>> begin Task input
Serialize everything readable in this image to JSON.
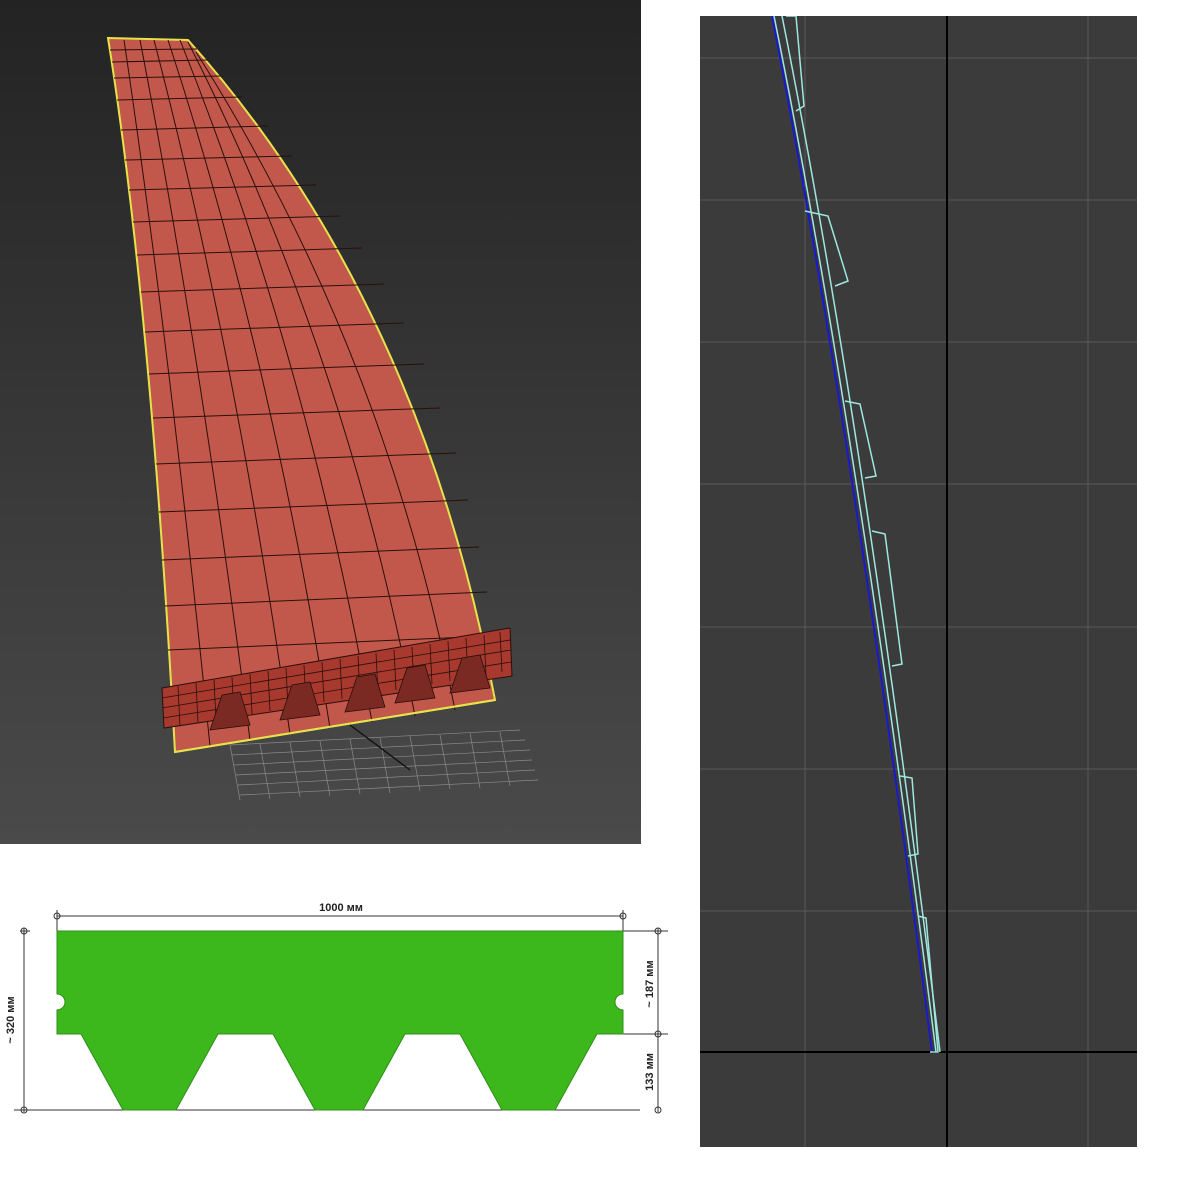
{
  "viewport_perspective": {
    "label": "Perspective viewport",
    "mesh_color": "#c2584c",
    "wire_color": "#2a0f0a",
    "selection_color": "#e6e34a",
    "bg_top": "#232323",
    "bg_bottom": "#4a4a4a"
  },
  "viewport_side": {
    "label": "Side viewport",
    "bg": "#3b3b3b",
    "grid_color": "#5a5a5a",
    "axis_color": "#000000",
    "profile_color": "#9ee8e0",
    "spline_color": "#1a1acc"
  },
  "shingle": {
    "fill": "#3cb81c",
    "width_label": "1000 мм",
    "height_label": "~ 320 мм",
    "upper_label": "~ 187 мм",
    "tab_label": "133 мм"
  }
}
>> end Task input
** What to do **
Copy the records word for word, leaving no picture in the copy.

** Response **
Serialize everything readable in this image to JSON.
{
  "viewport_perspective": {
    "label": "Perspective viewport",
    "mesh_color": "#c2584c",
    "wire_color": "#2a0f0a",
    "selection_color": "#e6e34a",
    "bg_top": "#232323",
    "bg_bottom": "#4a4a4a"
  },
  "viewport_side": {
    "label": "Side viewport",
    "bg": "#3b3b3b",
    "grid_color": "#5a5a5a",
    "axis_color": "#000000",
    "profile_color": "#9ee8e0",
    "spline_color": "#1a1acc"
  },
  "shingle": {
    "fill": "#3cb81c",
    "width_label": "1000 мм",
    "height_label": "~ 320 мм",
    "upper_label": "~ 187 мм",
    "tab_label": "133 мм"
  }
}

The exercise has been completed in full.